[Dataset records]
------------------------------------------------------------------------

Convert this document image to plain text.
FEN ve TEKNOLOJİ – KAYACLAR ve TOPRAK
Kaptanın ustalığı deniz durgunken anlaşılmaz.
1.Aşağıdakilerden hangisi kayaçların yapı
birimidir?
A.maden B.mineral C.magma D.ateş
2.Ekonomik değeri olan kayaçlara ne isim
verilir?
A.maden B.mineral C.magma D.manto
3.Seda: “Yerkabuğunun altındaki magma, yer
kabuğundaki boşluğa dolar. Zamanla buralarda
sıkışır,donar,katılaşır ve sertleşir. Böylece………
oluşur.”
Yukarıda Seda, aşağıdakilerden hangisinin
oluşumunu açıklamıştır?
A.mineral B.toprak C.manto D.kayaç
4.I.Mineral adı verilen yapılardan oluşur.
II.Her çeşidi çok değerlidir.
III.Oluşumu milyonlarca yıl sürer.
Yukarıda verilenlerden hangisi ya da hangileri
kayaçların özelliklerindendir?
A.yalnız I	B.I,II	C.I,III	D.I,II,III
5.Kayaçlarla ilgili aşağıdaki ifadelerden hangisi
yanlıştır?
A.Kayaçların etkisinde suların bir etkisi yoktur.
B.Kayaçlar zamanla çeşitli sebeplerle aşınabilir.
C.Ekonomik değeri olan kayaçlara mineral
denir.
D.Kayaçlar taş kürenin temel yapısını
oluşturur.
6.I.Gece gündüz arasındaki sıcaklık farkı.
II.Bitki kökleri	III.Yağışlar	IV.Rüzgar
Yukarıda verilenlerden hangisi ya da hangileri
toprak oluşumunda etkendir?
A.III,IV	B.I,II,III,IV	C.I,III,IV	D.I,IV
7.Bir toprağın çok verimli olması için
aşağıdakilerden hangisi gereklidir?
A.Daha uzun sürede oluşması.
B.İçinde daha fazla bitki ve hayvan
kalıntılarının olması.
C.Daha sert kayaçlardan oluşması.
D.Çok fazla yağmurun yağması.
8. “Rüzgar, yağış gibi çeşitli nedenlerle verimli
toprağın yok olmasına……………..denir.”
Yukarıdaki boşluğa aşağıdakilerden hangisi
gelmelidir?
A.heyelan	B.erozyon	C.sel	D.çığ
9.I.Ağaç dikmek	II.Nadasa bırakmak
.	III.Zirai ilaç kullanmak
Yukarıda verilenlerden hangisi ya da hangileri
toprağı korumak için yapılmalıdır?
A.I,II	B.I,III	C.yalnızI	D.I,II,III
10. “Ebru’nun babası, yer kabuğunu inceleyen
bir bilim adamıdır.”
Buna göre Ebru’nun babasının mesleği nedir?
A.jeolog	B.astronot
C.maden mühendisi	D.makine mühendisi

------------------------------------------------------------------------

*GIVEN INSTRUCTION*:
Transcribe the whole listing with nothing added or left out.

*EXERCISE SOLUTION*:
Convert this document image to plain text.
FEN ve TEKNOLOJİ – KAYACLAR ve TOPRAK
Kaptanın ustalığı deniz durgunken anlaşılmaz.
1.Aşağıdakilerden hangisi kayaçların yapı
birimidir?
A.maden B.mineral C.magma D.ateş
2.Ekonomik değeri olan kayaçlara ne isim
verilir?
A.maden B.mineral C.magma D.manto
3.Seda: “Yerkabuğunun altındaki magma, yer
kabuğundaki boşluğa dolar. Zamanla buralarda
sıkışır,donar,katılaşır ve sertleşir. Böylece………
oluşur.”
Yukarıda Seda, aşağıdakilerden hangisinin
oluşumunu açıklamıştır?
A.mineral B.toprak C.manto D.kayaç
4.I.Mineral adı verilen yapılardan oluşur.
II.Her çeşidi çok değerlidir.
III.Oluşumu milyonlarca yıl sürer.
Yukarıda verilenlerden hangisi ya da hangileri
kayaçların özelliklerindendir?
A.yalnız I	B.I,II	C.I,III	D.I,II,III
5.Kayaçlarla ilgili aşağıdaki ifadelerden hangisi
yanlıştır?
A.Kayaçların etkisinde suların bir etkisi yoktur.
B.Kayaçlar zamanla çeşitli sebeplerle aşınabilir.
C.Ekonomik değeri olan kayaçlara mineral
denir.
D.Kayaçlar taş kürenin temel yapısını
oluşturur.
6.I.Gece gündüz arasındaki sıcaklık farkı.
II.Bitki kökleri	III.Yağışlar	IV.Rüzgar
Yukarıda verilenlerden hangisi ya da hangileri
toprak oluşumunda etkendir?
A.III,IV	B.I,II,III,IV	C.I,III,IV	D.I,IV
7.Bir toprağın çok verimli olması için
aşağıdakilerden hangisi gereklidir?
A.Daha uzun sürede oluşması.
B.İçinde daha fazla bitki ve hayvan
kalıntılarının olması.
C.Daha sert kayaçlardan oluşması.
D.Çok fazla yağmurun yağması.
8. “Rüzgar, yağış gibi çeşitli nedenlerle verimli
toprağın yok olmasına……………..denir.”
Yukarıdaki boşluğa aşağıdakilerden hangisi
gelmelidir?
A.heyelan	B.erozyon	C.sel	D.çığ
9.I.Ağaç dikmek	II.Nadasa bırakmak
.	III.Zirai ilaç kullanmak
Yukarıda verilenlerden hangisi ya da hangileri
toprağı korumak için yapılmalıdır?
A.I,II	B.I,III	C.yalnızI	D.I,II,III
10. “Ebru’nun babası, yer kabuğunu inceleyen
bir bilim adamıdır.”
Buna göre Ebru’nun babasının mesleği nedir?
A.jeolog	B.astronot
C.maden mühendisi	D.makine mühendisi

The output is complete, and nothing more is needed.